> _Written exercise_
Extract each line holding the word "وقال" from the entries.

> _Stored rows_
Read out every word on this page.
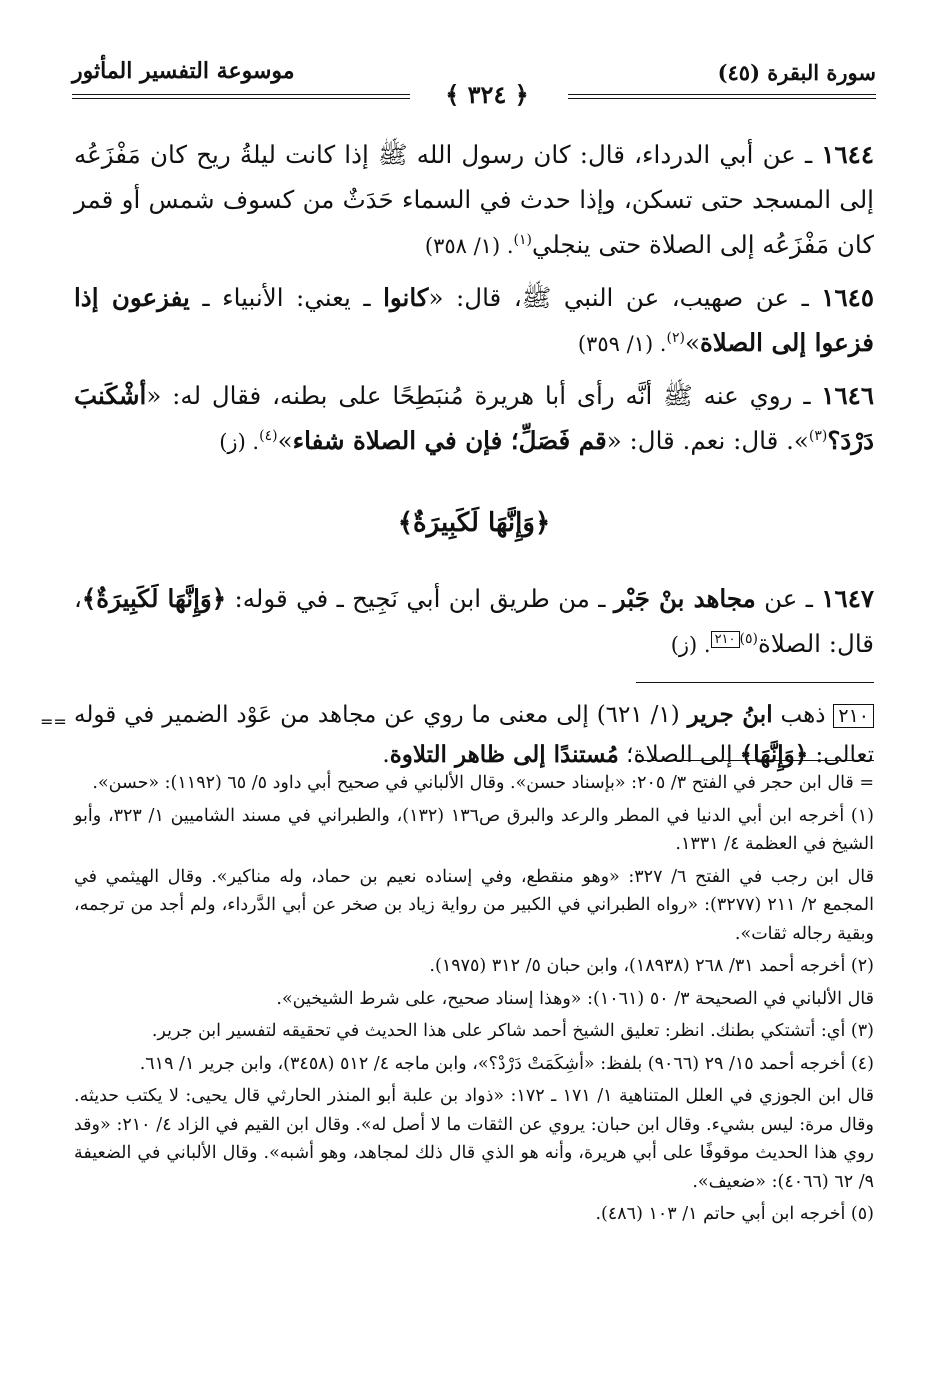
سورة البقرة (٤٥)
﴿ ٣٢٤ ﴾
موسوعة التفسير المأثور

١٦٤٤ ـ عن أبي الدرداء، قال: كان رسول الله ﷺ إذا كانت ليلةُ ريح كان مَفْزَعُه إلى المسجد حتى تسكن، وإذا حدث في السماء حَدَثٌ من كسوف شمس أو قمر كان مَفْزَعُه إلى الصلاة حتى ينجلي$^{(١)}$. (١/ ٣٥٨)

١٦٤٥ ـ عن صهيب، عن النبي ﷺ، قال: «كانوا ـ يعني: الأنبياء ـ يفزعون إذا فزعوا إلى الصلاة»$^{(٢)}$. (١/ ٣٥٩)

١٦٤٦ ـ روي عنه ﷺ أنَّه رأى أبا هريرة مُنبَطِحًا على بطنه، فقال له: «أشْكَنبَ دَرْدَ؟$^{(٣)}$». قال: نعم. قال: «قم فَصَلِّ؛ فإن في الصلاة شفاء»$^{(٤)}$. (ز)

﴿وَإِنَّهَا لَكَبِيرَةٌ﴾

١٦٤٧ ـ عن مجاهد بنْ جَبْر ـ من طريق ابن أبي نَجِيح ـ في قوله: ﴿وَإِنَّهَا لَكَبِيرَةٌ﴾، قال: الصلاة$^{(٥)}$٢١٠. (ز)

٢١٠ ذهب ابنُ جرير (١/ ٦٢١) إلى معنى ما روي عن مجاهد من عَوْد الضمير في قوله تعالى: ﴿وَإِنَّهَا﴾ إلى الصلاة؛ مُستندًا إلى ظاهر التلاوة.

==

= قال ابن حجر في الفتح ٣/ ٢٠٥: «بإسناد حسن». وقال الألباني في صحيح أبي داود ٥/ ٦٥ (١١٩٢): «حسن».

(١) أخرجه ابن أبي الدنيا في المطر والرعد والبرق ص١٣٦ (١٣٢)، والطبراني في مسند الشاميين ١/ ٣٢٣، وأبو الشيخ في العظمة ٤/ ١٣٣١.

قال ابن رجب في الفتح ٦/ ٣٢٧: «وهو منقطع، وفي إسناده نعيم بن حماد، وله مناكير». وقال الهيثمي في المجمع ٢/ ٢١١ (٣٢٧٧): «رواه الطبراني في الكبير من رواية زياد بن صخر عن أبي الدَّرداء، ولم أجد من ترجمه، وبقية رجاله ثقات».

(٢) أخرجه أحمد ٣١/ ٢٦٨ (١٨٩٣٨)، وابن حبان ٥/ ٣١٢ (١٩٧٥).

قال الألباني في الصحيحة ٣/ ٥٠ (١٠٦١): «وهذا إسناد صحيح، على شرط الشيخين».

(٣) أي: أتشتكي بطنك. انظر: تعليق الشيخ أحمد شاكر على هذا الحديث في تحقيقه لتفسير ابن جرير.

(٤) أخرجه أحمد ١٥/ ٢٩ (٩٠٦٦) بلفظ: «أشِكَمَتْ دَرْدْ؟»، وابن ماجه ٤/ ٥١٢ (٣٤٥٨)، وابن جرير ١/ ٦١٩.

قال ابن الجوزي في العلل المتناهية ١/ ١٧١ ـ ١٧٢: «ذواد بن علبة أبو المنذر الحارثي قال يحيى: لا يكتب حديثه. وقال مرة: ليس بشيء. وقال ابن حبان: يروي عن الثقات ما لا أصل له». وقال ابن القيم في الزاد ٤/ ٢١٠: «وقد روي هذا الحديث موقوفًا على أبي هريرة، وأنه هو الذي قال ذلك لمجاهد، وهو أشبه». وقال الألباني في الضعيفة ٩/ ٦٢ (٤٠٦٦): «ضعيف».

(٥) أخرجه ابن أبي حاتم ١/ ١٠٣ (٤٨٦).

> _Result of the task_
= قال ابن حجر في الفتح ٣/ ٢٠٥: «بإسناد حسن». وقال الألباني في صحيح أبي داود ٥/ ٦٥ (١١٩٢): «حسن».
قال ابن رجب في الفتح ٦/ ٣٢٧: «وهو منقطع، وفي إسناده نعيم بن حماد، وله مناكير». وقال الهيثمي في المجمع ٢/ ٢١١ (٣٢٧٧): «رواه الطبراني في الكبير من رواية زياد بن صخر عن أبي الدَّرداء، ولم أجد من ترجمه، وبقية رجاله ثقات».
قال ابن الجوزي في العلل المتناهية ١/ ١٧١ ـ ١٧٢: «ذواد بن علبة أبو المنذر الحارثي قال يحيى: لا يكتب حديثه. وقال مرة: ليس بشيء. وقال ابن حبان: يروي عن الثقات ما لا أصل له». وقال ابن القيم في الزاد ٤/ ٢١٠: «وقد روي هذا الحديث موقوفًا على أبي هريرة، وأنه هو الذي قال ذلك لمجاهد، وهو أشبه». وقال الألباني في الضعيفة ٩/ ٦٢ (٤٠٦٦): «ضعيف».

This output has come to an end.